start Supplied material

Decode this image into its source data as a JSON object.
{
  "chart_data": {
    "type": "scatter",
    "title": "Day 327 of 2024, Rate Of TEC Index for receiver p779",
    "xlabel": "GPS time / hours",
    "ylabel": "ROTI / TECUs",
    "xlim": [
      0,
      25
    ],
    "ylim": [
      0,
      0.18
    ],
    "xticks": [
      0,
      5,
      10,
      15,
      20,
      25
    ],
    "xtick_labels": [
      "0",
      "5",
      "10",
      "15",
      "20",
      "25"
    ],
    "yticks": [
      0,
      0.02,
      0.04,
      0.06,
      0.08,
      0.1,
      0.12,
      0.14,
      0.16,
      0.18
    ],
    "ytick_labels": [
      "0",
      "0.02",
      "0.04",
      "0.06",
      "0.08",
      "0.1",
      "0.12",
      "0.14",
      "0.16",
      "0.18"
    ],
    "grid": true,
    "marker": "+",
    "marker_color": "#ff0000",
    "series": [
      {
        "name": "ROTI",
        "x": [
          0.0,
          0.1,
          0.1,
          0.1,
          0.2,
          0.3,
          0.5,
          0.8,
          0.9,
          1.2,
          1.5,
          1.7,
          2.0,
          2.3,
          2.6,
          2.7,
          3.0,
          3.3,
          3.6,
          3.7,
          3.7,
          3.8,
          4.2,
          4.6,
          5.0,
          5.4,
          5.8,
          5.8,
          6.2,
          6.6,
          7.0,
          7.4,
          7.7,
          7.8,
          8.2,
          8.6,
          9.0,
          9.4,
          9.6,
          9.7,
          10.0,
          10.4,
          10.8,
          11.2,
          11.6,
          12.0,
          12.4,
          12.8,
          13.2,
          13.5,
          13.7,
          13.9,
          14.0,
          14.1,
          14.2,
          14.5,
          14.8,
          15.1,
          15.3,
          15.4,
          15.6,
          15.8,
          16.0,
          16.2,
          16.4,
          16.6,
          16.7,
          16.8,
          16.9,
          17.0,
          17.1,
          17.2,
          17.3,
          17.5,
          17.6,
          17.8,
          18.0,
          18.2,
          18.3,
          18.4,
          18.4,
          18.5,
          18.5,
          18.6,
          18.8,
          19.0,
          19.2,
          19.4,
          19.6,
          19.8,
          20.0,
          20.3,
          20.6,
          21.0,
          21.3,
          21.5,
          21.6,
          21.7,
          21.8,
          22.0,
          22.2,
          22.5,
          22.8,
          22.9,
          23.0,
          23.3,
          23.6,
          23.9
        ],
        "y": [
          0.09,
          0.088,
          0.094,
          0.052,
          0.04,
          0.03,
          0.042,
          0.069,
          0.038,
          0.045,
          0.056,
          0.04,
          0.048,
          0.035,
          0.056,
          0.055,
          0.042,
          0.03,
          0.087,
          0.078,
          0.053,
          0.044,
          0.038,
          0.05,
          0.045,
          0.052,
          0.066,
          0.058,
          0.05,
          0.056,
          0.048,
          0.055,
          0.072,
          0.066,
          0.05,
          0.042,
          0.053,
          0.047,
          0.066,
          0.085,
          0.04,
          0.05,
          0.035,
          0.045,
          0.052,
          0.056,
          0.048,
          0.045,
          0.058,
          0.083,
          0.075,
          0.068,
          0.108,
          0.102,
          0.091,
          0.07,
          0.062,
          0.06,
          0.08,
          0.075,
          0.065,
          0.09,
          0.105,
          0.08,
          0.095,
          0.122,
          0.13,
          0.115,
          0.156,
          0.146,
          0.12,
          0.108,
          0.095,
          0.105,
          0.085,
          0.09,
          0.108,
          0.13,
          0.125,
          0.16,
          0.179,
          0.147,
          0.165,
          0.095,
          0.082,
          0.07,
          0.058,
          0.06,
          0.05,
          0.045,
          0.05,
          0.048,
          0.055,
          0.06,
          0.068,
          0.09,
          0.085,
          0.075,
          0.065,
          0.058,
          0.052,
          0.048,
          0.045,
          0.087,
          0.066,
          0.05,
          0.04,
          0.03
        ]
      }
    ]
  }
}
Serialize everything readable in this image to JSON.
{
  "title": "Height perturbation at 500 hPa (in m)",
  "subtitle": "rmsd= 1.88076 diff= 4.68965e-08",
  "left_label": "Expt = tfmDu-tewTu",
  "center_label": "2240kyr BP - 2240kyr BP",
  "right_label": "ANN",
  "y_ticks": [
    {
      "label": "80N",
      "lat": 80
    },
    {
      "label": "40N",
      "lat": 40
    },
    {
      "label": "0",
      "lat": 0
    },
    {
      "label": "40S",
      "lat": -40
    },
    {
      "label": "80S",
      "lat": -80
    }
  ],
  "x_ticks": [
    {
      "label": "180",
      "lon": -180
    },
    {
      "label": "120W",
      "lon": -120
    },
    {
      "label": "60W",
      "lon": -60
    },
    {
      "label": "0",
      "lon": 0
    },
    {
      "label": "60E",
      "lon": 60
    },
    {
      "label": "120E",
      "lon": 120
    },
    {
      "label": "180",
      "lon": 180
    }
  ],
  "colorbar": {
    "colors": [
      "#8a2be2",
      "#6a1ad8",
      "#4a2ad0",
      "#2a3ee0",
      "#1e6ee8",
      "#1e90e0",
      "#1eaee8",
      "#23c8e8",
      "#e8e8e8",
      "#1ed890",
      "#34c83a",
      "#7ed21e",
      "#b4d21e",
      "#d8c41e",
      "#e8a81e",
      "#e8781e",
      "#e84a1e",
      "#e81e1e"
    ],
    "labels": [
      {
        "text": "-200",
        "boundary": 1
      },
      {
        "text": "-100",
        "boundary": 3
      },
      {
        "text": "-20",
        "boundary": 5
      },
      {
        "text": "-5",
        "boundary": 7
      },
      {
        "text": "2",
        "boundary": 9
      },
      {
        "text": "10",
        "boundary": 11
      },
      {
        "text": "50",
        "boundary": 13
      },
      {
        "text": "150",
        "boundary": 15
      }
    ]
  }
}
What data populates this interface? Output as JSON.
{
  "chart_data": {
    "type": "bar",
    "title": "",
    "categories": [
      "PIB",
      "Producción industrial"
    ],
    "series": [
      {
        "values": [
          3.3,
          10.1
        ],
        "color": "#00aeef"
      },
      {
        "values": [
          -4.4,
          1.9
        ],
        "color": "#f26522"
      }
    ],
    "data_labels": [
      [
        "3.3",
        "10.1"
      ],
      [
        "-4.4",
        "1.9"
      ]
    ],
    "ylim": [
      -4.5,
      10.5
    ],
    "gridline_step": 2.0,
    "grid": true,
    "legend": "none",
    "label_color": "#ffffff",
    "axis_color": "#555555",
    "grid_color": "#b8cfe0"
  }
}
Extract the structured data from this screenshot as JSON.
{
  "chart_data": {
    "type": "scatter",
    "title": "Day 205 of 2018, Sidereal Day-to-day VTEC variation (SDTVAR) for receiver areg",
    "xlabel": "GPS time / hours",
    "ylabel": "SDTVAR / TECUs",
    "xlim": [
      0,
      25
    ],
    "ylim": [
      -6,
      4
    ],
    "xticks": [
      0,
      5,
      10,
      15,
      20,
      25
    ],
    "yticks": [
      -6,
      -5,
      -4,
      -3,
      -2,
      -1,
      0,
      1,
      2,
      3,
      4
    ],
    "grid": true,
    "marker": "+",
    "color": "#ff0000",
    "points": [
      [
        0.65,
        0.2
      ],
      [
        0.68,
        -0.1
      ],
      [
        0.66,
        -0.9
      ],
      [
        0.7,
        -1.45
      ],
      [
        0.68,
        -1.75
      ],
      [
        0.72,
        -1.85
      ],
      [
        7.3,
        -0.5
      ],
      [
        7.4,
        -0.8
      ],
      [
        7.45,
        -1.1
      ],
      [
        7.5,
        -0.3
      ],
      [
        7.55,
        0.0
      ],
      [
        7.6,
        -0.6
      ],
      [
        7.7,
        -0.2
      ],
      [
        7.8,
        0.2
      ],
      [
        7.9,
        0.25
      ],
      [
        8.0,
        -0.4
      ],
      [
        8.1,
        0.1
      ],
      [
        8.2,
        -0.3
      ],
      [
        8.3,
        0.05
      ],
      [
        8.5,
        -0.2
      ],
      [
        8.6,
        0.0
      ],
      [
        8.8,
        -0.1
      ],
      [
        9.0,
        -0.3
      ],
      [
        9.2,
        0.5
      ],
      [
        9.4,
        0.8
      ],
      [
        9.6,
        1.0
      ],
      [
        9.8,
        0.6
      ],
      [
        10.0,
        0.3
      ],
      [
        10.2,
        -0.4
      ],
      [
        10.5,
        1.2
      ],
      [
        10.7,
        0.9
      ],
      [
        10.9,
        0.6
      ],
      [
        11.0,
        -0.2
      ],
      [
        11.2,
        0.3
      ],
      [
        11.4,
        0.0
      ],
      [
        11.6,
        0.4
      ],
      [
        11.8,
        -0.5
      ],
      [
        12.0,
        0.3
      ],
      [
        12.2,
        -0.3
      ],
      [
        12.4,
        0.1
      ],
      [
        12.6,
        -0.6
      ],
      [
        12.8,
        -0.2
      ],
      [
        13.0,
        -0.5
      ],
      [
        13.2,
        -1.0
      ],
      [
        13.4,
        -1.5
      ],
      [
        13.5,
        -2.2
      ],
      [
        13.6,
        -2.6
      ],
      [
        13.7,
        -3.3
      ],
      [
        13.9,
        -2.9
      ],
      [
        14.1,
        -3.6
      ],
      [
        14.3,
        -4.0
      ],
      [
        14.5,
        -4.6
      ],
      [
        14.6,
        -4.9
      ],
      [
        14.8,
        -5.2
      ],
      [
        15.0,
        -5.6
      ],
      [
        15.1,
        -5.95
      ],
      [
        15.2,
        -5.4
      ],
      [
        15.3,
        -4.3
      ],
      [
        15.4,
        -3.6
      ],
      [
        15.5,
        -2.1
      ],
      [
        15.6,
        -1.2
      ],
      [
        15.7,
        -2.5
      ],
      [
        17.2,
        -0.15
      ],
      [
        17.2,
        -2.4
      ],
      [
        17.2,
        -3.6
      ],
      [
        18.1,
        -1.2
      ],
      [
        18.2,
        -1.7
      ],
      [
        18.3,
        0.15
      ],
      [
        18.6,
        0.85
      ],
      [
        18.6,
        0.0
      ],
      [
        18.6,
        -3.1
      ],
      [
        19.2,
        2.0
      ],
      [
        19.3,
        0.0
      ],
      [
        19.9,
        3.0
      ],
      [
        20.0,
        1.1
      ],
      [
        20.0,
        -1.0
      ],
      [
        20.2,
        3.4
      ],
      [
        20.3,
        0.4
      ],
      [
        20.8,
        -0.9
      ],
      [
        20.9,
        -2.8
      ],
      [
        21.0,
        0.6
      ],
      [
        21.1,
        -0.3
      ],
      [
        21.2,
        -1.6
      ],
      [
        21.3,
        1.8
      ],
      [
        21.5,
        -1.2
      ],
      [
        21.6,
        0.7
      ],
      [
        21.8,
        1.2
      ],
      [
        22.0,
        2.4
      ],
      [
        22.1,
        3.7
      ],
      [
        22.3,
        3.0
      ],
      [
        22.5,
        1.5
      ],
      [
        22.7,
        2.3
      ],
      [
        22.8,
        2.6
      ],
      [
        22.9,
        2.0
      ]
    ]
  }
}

end Supplied material

**Direction**
Locate each line containing the string "text" and show it.

**Response**
        "text": "-200",
        "text": "-100",
        "text": "-20",
        "text": "-5",
        "text": "2",
        "text": "10",
        "text": "50",
        "text": "150",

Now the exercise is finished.